List each line holding the string "天加工童装".

━━━ DATA FOR PROCESSING ━━━

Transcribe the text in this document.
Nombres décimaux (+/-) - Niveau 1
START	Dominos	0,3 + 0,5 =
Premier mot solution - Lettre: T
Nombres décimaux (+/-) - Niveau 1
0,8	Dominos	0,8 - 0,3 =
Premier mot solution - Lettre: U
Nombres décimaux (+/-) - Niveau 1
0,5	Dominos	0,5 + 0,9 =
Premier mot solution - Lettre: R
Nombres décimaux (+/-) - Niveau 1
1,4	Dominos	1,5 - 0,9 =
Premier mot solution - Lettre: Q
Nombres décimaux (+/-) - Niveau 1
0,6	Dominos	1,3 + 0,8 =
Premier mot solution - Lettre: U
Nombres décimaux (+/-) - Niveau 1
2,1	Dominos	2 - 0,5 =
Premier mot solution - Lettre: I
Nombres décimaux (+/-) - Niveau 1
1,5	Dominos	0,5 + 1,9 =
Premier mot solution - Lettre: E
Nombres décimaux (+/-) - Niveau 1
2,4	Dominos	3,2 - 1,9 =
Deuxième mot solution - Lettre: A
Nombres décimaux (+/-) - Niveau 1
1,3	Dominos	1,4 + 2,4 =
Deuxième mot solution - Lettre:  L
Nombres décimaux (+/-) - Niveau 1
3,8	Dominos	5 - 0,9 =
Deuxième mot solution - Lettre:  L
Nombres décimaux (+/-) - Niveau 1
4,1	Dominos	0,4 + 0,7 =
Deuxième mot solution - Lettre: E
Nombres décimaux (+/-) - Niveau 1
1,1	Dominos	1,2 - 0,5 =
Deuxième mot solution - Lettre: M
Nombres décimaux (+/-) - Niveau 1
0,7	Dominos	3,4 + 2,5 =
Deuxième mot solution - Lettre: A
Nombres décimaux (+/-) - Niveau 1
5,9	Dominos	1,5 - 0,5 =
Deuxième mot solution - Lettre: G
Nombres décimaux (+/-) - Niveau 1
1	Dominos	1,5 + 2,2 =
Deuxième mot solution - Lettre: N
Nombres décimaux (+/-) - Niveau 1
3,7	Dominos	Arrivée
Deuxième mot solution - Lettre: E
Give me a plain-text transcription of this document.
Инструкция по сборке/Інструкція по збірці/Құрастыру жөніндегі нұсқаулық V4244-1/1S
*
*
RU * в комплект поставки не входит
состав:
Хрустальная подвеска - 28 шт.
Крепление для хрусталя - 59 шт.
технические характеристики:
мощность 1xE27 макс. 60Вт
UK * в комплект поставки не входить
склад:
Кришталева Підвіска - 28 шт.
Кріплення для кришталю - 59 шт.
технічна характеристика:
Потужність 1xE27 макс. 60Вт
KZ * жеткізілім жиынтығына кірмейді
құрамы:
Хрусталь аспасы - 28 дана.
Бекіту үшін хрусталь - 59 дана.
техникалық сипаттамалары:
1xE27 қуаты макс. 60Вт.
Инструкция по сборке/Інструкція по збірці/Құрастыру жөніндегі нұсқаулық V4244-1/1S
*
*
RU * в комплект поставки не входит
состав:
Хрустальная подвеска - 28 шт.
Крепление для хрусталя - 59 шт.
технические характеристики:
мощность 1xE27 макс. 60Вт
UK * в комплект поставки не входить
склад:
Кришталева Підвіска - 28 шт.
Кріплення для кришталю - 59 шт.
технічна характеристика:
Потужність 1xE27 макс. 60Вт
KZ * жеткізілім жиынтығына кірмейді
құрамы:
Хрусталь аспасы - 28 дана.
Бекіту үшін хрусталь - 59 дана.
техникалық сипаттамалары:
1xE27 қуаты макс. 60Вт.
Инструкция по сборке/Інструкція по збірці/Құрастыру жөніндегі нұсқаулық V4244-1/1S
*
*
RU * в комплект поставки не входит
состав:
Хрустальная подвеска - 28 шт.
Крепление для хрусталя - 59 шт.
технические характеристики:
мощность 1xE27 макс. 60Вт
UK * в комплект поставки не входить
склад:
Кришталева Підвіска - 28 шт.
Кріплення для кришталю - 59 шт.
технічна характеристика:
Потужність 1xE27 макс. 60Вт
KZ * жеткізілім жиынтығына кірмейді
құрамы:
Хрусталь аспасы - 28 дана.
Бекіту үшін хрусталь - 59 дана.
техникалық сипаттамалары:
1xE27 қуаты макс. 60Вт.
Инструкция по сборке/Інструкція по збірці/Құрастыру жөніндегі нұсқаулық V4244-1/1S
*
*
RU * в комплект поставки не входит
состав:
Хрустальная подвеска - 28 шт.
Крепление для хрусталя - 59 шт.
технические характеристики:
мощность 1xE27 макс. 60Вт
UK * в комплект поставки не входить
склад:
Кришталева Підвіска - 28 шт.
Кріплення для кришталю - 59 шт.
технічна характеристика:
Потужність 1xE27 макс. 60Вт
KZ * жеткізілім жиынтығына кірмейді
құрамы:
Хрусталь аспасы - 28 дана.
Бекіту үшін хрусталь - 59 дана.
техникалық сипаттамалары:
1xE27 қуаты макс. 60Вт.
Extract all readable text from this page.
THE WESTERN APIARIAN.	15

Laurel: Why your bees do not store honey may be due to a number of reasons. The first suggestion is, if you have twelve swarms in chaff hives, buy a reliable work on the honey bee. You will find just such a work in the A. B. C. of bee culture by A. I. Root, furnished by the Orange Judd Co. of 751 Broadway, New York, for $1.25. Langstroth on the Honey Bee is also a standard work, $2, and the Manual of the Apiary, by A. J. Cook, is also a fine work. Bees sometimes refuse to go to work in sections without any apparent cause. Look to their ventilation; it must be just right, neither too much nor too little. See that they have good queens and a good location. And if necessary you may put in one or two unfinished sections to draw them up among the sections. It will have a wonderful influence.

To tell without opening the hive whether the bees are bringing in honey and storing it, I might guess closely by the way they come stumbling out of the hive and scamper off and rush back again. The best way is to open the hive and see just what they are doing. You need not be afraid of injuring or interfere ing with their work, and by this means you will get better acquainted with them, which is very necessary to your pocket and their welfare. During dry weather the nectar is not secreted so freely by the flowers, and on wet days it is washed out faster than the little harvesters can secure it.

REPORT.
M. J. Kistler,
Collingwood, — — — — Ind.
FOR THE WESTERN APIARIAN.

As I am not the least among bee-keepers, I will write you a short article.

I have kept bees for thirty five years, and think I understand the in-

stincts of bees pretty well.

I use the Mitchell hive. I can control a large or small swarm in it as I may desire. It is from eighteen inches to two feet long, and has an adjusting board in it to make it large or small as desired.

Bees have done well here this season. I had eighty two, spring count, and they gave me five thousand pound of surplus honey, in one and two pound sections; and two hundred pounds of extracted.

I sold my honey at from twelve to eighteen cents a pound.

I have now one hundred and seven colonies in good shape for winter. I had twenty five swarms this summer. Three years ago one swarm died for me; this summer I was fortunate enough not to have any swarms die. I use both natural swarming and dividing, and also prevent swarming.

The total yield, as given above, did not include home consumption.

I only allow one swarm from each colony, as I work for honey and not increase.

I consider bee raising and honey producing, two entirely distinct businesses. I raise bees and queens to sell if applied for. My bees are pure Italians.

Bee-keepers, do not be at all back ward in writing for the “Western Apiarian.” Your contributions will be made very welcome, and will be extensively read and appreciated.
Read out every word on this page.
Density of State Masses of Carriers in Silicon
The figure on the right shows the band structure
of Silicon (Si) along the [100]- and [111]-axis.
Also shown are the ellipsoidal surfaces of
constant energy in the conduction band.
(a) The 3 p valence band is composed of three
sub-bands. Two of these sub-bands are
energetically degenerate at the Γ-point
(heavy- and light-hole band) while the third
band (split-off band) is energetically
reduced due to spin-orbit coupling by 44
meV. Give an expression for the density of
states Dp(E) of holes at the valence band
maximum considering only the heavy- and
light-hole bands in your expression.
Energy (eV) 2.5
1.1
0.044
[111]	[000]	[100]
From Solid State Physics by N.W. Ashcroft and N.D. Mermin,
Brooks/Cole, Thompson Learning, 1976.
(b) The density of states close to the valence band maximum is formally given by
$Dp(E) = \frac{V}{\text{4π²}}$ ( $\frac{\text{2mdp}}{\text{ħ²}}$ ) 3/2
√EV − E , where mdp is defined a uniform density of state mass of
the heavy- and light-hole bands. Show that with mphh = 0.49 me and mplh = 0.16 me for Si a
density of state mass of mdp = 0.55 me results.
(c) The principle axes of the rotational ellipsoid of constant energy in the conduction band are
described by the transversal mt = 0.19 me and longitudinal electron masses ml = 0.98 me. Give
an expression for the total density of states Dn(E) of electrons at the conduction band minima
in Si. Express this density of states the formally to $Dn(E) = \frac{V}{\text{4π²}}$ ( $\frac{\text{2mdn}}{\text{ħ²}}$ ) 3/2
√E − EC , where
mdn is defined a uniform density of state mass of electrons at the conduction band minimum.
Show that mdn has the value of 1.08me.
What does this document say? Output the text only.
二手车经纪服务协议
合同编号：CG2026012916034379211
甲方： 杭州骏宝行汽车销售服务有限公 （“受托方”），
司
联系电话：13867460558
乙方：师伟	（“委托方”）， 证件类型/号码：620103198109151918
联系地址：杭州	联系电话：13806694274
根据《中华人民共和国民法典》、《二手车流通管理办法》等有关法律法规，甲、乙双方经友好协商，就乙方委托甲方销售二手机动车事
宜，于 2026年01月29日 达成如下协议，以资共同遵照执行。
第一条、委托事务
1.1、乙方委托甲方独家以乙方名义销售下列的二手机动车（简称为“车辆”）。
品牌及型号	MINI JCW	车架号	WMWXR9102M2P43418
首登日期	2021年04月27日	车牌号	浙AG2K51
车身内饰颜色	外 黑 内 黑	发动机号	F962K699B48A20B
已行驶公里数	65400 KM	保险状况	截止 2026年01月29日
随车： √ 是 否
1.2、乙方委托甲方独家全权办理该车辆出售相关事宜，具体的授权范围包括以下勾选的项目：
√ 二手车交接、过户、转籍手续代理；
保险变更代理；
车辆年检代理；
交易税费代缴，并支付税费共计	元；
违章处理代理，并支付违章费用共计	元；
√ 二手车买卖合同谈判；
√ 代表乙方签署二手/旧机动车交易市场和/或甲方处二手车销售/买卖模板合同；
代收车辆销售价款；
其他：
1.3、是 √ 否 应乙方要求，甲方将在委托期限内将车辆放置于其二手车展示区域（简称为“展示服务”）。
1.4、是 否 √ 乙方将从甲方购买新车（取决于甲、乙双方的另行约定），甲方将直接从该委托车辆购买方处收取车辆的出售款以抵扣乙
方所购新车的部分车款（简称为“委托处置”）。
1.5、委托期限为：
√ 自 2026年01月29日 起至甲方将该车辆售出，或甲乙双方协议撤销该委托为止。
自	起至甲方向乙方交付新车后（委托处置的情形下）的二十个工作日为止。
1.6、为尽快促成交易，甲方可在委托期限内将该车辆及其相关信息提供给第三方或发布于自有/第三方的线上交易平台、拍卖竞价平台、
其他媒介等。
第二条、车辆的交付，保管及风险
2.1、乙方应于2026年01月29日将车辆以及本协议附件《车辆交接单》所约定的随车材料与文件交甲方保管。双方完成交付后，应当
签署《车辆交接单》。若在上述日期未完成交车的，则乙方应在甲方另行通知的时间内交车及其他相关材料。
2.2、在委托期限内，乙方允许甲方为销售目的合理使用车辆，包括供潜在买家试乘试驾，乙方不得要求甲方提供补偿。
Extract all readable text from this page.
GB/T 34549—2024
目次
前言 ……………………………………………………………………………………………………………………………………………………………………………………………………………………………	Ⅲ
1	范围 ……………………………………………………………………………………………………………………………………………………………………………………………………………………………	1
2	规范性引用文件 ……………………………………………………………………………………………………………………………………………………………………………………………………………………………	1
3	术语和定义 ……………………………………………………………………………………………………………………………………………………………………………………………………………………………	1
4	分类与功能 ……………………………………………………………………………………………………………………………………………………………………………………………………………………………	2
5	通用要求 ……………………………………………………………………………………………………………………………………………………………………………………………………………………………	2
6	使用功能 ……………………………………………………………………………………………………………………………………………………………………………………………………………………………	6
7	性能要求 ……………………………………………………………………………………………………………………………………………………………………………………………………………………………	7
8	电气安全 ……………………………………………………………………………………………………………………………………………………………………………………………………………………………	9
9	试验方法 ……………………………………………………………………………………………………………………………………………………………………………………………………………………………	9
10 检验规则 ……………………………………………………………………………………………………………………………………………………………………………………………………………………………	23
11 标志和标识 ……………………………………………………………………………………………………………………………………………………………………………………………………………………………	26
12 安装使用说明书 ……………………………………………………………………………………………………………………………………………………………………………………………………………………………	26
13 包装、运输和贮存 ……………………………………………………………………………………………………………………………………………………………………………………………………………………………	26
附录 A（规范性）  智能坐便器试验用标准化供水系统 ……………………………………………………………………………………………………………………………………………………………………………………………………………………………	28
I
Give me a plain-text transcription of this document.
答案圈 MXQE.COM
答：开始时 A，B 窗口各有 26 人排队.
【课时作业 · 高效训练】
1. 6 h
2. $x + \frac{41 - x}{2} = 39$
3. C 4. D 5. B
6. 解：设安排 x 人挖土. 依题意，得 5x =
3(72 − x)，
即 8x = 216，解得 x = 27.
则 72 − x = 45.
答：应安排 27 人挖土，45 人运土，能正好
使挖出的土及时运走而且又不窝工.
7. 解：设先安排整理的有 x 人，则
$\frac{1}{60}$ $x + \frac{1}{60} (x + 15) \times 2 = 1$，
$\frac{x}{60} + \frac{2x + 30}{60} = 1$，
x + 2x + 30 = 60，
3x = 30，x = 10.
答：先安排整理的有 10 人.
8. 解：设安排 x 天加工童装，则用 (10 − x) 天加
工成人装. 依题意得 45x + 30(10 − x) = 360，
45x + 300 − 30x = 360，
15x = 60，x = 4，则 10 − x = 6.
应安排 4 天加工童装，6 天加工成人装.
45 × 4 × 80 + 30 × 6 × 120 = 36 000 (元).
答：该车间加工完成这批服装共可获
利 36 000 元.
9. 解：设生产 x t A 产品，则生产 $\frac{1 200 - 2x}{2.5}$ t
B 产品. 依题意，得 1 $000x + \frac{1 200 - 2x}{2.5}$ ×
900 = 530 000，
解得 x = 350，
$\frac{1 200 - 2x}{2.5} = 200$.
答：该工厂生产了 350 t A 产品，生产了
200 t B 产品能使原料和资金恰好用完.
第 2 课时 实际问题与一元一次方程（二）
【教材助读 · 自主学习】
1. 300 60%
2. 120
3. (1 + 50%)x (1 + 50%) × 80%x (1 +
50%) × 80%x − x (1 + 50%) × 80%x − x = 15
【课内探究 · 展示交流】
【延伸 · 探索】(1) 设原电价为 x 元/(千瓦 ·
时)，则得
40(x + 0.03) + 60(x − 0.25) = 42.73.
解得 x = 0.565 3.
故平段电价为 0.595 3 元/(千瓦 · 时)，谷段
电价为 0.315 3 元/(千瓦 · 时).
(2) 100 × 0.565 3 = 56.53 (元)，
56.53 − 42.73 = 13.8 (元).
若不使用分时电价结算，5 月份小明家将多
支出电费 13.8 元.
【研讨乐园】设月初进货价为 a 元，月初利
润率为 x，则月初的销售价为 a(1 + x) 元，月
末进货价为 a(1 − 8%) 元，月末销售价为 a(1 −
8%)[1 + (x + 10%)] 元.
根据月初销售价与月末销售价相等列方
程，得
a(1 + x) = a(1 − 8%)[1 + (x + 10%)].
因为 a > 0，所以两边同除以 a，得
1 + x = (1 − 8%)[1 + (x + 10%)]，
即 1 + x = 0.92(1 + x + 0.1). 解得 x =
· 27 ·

━━━

§ **RIGHT ANSWER**
8. 解：设安排 x 天加工童装，则用 (10 − x) 天加
应安排 4 天加工童装，6 天加工成人装.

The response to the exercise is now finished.